What is required =
How many lines in the records below hold the string "title"? Answer with the number alone.

Data lines =

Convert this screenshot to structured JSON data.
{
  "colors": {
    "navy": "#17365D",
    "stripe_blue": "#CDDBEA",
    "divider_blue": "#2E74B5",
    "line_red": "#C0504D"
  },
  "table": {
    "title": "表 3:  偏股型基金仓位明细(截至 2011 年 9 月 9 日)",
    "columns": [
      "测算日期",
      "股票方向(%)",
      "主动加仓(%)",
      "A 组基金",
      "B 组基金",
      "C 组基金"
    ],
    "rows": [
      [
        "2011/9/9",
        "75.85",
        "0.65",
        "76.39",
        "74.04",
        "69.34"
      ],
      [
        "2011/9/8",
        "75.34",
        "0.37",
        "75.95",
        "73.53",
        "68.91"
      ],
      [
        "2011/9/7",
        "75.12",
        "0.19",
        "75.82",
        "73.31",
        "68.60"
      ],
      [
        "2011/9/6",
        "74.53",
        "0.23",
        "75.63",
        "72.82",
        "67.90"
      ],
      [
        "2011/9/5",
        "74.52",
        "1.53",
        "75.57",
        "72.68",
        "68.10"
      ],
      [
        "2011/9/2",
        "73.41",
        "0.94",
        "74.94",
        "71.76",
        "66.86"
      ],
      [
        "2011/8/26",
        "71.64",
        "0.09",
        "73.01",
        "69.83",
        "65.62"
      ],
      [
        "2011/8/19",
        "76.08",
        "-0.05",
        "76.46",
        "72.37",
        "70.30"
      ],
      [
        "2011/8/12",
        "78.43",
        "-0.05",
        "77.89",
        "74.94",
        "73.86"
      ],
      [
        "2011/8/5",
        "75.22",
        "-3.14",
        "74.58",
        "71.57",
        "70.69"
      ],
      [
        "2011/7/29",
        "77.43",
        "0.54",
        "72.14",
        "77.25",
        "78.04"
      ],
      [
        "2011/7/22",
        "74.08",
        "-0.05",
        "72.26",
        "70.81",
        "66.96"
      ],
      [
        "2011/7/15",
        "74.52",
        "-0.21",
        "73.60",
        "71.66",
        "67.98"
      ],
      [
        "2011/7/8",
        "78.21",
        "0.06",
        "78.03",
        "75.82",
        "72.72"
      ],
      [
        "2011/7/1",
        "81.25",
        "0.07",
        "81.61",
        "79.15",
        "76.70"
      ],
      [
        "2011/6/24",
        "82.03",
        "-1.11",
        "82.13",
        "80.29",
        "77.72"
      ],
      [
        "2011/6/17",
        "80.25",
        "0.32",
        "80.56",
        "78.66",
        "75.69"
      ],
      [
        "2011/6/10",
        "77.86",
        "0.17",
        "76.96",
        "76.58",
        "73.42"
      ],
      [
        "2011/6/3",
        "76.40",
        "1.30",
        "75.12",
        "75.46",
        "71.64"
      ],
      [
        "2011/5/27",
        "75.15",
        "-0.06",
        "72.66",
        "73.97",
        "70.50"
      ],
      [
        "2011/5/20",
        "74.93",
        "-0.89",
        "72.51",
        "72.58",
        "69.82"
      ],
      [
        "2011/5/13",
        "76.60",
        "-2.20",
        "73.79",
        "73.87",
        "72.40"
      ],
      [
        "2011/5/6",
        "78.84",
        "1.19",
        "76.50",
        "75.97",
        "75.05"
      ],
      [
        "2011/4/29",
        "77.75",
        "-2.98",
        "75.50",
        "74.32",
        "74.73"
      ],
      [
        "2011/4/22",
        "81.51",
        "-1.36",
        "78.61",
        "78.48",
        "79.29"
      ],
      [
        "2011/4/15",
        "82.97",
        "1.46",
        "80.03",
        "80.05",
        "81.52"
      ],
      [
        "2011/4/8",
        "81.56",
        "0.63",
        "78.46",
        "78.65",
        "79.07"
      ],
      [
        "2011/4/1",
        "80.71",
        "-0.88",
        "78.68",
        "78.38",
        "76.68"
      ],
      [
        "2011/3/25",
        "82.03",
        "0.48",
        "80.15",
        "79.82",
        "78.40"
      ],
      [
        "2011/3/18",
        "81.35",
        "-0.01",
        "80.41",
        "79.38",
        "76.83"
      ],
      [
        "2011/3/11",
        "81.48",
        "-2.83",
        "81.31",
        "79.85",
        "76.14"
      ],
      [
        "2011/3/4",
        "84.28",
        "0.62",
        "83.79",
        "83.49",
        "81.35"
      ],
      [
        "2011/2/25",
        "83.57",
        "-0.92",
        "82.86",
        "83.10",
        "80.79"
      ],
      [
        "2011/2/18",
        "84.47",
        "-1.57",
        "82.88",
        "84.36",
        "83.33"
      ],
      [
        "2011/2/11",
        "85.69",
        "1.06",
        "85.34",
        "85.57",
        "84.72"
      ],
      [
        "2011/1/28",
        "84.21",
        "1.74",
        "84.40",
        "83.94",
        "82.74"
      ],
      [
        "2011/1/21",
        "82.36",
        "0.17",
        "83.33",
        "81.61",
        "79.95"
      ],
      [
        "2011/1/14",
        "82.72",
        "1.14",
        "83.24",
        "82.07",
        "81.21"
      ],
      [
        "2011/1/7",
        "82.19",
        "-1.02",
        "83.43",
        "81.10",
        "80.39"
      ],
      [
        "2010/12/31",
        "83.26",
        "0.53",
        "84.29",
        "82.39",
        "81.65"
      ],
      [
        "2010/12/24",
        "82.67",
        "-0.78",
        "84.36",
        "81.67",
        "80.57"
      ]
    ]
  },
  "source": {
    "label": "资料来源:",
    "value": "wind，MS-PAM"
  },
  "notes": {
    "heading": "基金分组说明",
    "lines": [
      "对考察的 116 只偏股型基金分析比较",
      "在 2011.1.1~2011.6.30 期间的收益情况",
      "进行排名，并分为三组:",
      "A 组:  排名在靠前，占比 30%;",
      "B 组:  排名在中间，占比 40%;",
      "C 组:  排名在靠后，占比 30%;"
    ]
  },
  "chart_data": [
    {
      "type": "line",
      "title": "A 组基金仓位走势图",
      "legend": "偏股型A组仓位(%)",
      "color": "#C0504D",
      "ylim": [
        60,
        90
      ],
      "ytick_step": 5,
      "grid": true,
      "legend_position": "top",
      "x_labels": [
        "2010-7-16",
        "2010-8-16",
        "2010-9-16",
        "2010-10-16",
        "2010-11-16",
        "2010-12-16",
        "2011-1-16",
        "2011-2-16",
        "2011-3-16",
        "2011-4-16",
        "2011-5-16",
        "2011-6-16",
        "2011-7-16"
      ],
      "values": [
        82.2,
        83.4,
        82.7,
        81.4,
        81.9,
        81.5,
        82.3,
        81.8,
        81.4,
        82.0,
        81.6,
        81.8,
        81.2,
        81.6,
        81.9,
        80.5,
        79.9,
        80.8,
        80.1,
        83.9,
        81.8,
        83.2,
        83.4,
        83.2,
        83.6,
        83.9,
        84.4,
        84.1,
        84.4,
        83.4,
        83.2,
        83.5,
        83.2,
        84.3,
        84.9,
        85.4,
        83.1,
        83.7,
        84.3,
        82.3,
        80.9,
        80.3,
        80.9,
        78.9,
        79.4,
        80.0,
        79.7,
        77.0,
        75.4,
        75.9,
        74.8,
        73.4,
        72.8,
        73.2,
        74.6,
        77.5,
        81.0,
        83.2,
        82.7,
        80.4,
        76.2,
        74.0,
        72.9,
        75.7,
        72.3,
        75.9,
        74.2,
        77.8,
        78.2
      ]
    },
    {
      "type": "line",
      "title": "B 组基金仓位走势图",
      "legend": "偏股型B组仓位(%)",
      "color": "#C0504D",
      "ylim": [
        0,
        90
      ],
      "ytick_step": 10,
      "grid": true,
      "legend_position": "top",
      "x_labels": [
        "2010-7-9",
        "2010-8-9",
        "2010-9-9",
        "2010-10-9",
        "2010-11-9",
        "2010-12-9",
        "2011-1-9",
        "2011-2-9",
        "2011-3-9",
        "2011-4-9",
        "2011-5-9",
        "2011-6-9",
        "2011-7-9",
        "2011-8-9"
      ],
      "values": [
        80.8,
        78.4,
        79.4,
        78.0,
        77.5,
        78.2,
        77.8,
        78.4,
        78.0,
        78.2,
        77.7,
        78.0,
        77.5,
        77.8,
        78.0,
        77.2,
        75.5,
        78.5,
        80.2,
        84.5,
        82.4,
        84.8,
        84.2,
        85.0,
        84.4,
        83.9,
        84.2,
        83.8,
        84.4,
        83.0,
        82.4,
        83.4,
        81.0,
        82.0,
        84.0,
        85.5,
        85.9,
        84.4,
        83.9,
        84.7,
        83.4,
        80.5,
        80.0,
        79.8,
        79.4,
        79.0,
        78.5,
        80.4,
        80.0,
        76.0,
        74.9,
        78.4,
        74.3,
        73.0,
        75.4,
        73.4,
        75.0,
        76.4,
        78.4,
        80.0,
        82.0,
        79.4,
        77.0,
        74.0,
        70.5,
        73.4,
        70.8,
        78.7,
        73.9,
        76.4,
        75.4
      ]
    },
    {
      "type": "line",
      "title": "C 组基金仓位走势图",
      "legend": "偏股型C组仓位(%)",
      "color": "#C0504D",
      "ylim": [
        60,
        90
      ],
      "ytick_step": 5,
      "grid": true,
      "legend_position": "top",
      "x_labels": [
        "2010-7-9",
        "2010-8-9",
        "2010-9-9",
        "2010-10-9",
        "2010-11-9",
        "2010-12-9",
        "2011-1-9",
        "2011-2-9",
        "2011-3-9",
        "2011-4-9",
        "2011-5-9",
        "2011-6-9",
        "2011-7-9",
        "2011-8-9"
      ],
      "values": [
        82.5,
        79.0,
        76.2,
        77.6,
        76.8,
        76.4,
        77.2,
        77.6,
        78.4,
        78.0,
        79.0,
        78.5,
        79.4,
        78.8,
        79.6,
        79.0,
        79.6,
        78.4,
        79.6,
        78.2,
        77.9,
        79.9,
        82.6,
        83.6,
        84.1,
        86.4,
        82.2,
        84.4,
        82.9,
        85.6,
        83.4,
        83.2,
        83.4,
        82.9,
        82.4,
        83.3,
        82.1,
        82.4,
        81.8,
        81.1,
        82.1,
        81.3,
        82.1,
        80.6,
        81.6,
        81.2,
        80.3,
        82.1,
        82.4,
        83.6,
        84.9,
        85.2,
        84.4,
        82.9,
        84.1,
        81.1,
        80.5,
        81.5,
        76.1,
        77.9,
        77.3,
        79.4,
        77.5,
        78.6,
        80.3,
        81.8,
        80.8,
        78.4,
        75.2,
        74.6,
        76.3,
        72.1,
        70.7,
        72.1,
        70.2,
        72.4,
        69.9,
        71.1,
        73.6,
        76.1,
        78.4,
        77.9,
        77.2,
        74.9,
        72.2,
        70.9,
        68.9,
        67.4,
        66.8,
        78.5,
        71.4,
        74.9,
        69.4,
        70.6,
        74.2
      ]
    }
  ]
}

Result =
4